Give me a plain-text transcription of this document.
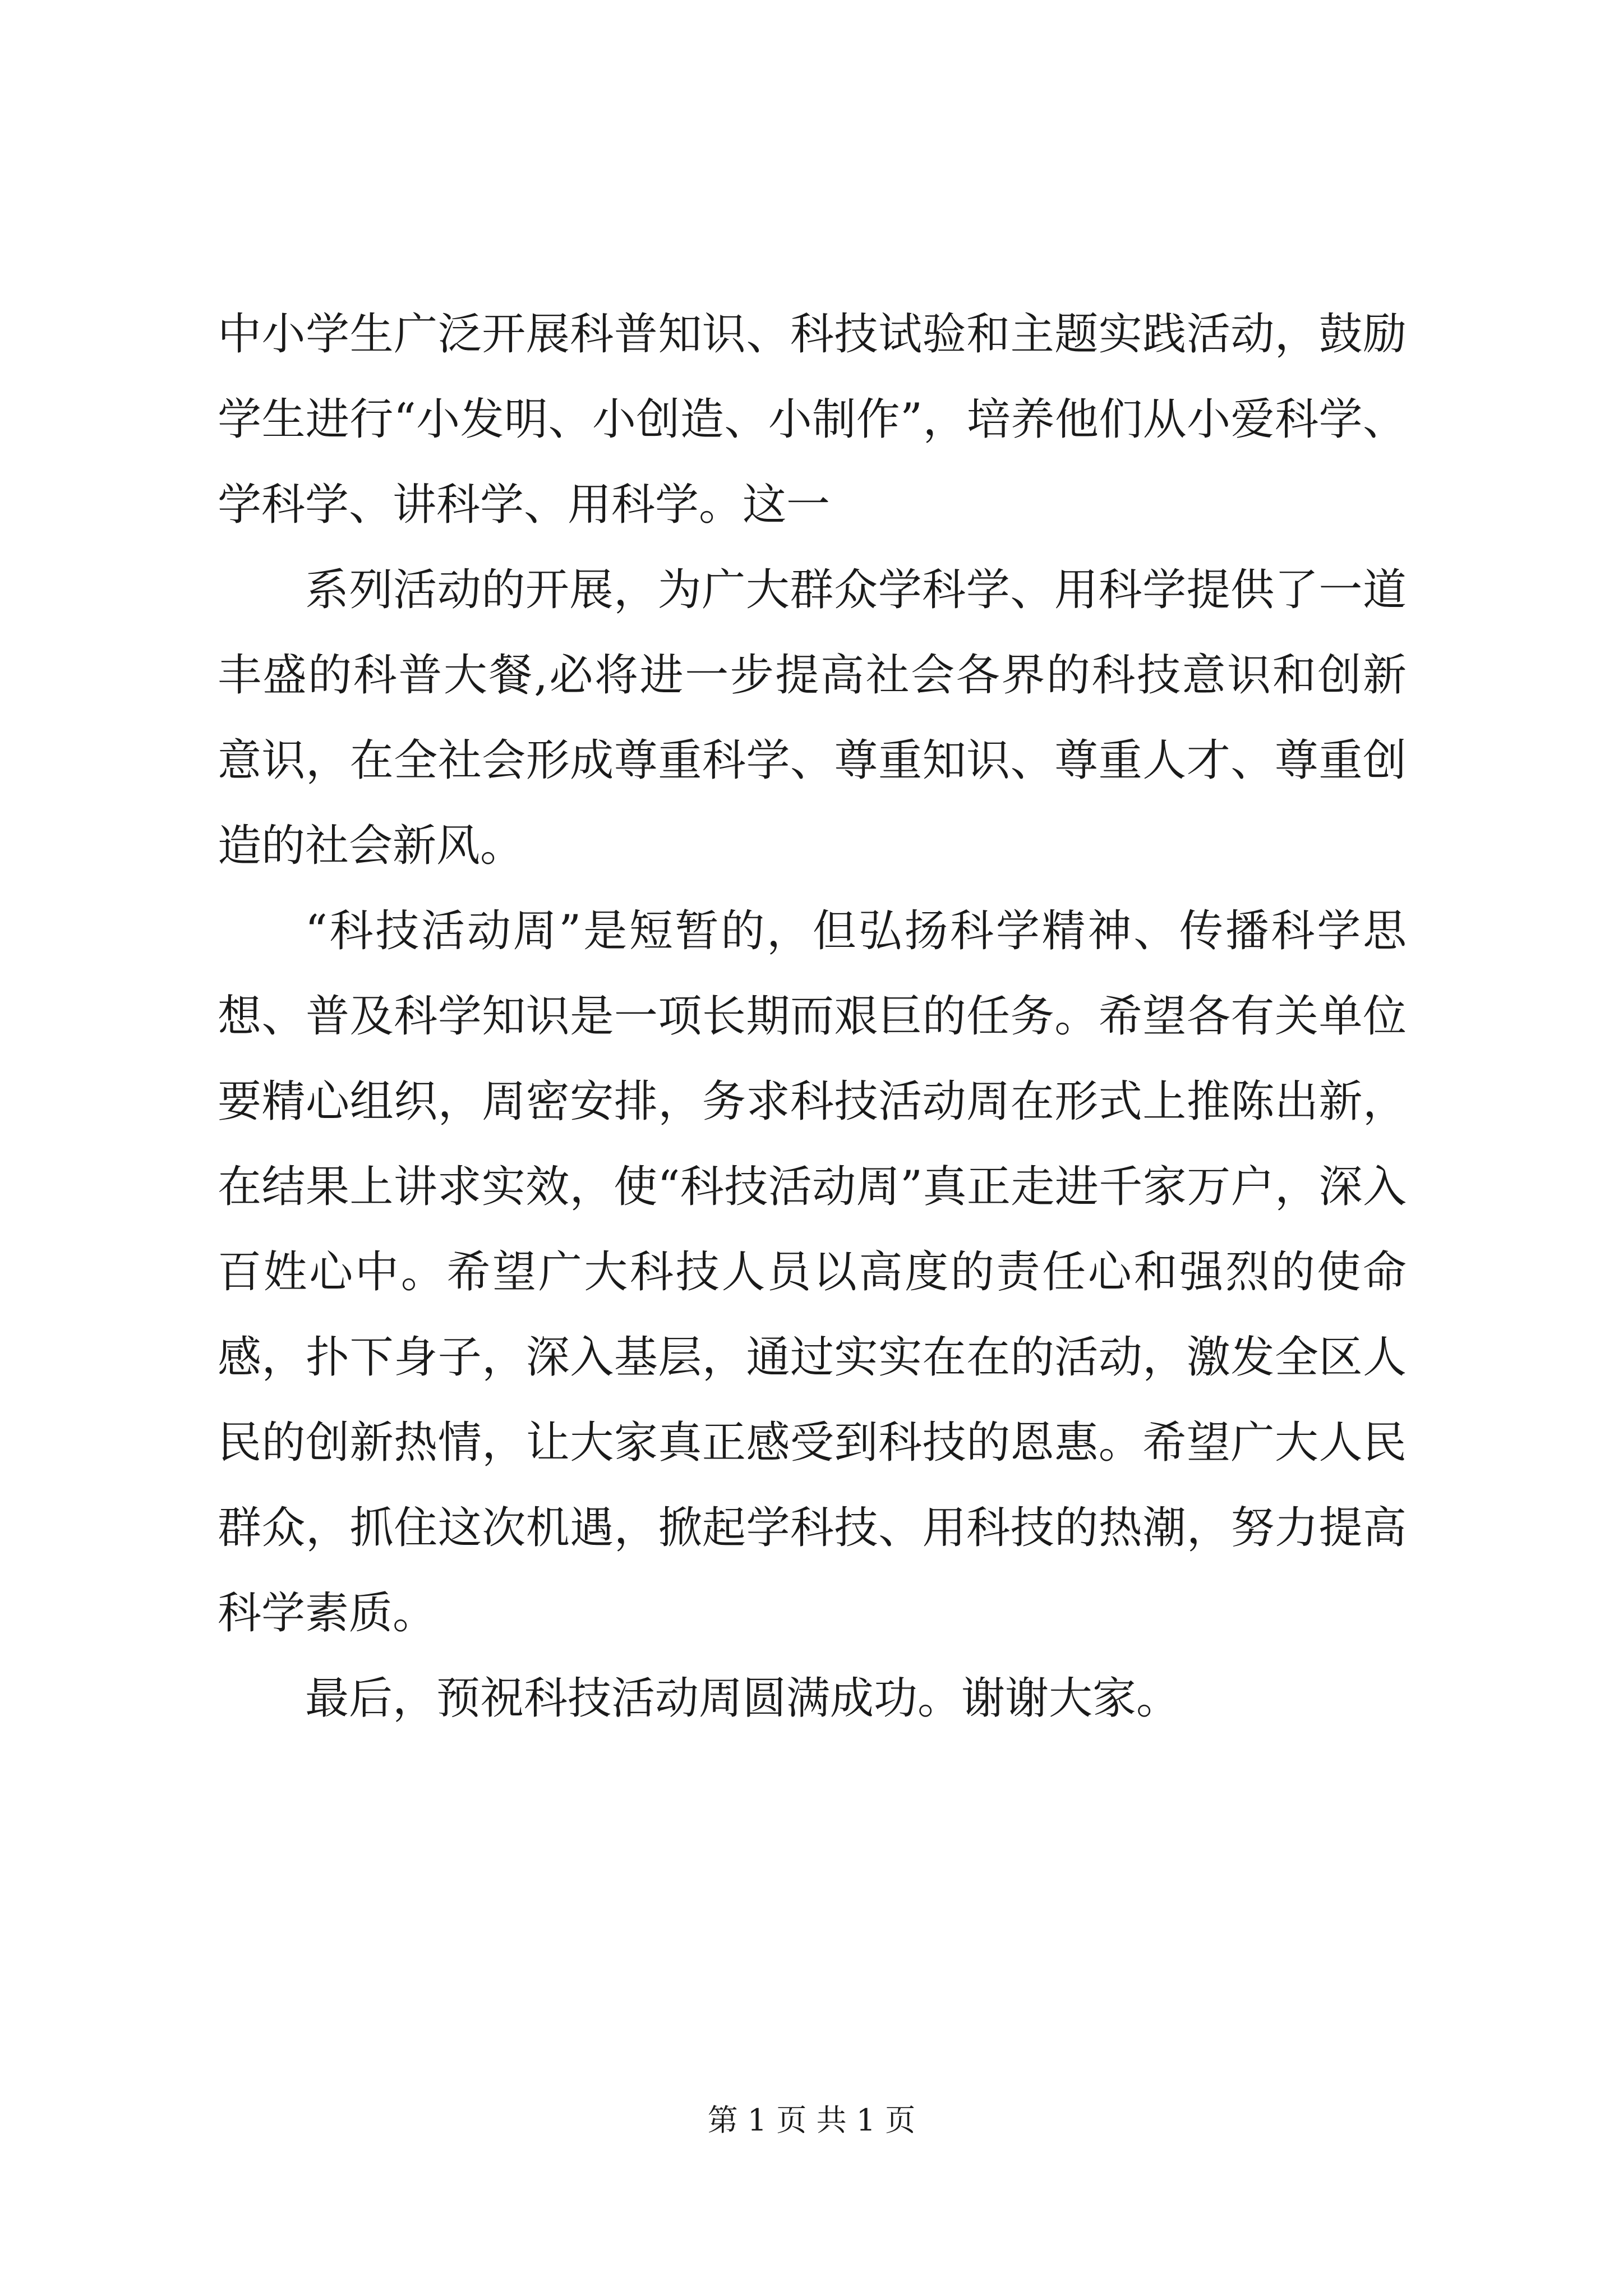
中小学生广泛开展科普知识、科技试验和主题实践活动，鼓励学生进行“小发明、小创造、小制作”，培养他们从小爱科学、学科学、讲科学、用科学。这一

系列活动的开展，为广大群众学科学、用科学提供了一道丰盛的科普大餐,必将进一步提高社会各界的科技意识和创新意识，在全社会形成尊重科学、尊重知识、尊重人才、尊重创造的社会新风。

“科技活动周”是短暂的，但弘扬科学精神、传播科学思想、普及科学知识是一项长期而艰巨的任务。希望各有关单位要精心组织，周密安排，务求科技活动周在形式上推陈出新，在结果上讲求实效，使“科技活动周”真正走进千家万户，深入百姓心中。希望广大科技人员以高度的责任心和强烈的使命感，扑下身子，深入基层，通过实实在在的活动，激发全区人民的创新热情，让大家真正感受到科技的恩惠。希望广大人民群众，抓住这次机遇，掀起学科技、用科技的热潮，努力提高科学素质。

最后，预祝科技活动周圆满成功。谢谢大家。

第 1 页 共 1 页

★ ★ ★

» **EXERCISE GOAL**: Give the entries again word for word, but skip the pictures.

» **EXERCISE RESPONSE**:
Give me a plain-text transcription of this document.
中小学生广泛开展科普知识、科技试验和主题实践活动，鼓励学生进行“小发明、小创造、小制作”，培养他们从小爱科学、学科学、讲科学、用科学。这一

系列活动的开展，为广大群众学科学、用科学提供了一道丰盛的科普大餐,必将进一步提高社会各界的科技意识和创新意识，在全社会形成尊重科学、尊重知识、尊重人才、尊重创造的社会新风。

“科技活动周”是短暂的，但弘扬科学精神、传播科学思想、普及科学知识是一项长期而艰巨的任务。希望各有关单位要精心组织，周密安排，务求科技活动周在形式上推陈出新，在结果上讲求实效，使“科技活动周”真正走进千家万户，深入百姓心中。希望广大科技人员以高度的责任心和强烈的使命感，扑下身子，深入基层，通过实实在在的活动，激发全区人民的创新热情，让大家真正感受到科技的恩惠。希望广大人民群众，抓住这次机遇，掀起学科技、用科技的热潮，努力提高科学素质。

最后，预祝科技活动周圆满成功。谢谢大家。

第 1 页 共 1 页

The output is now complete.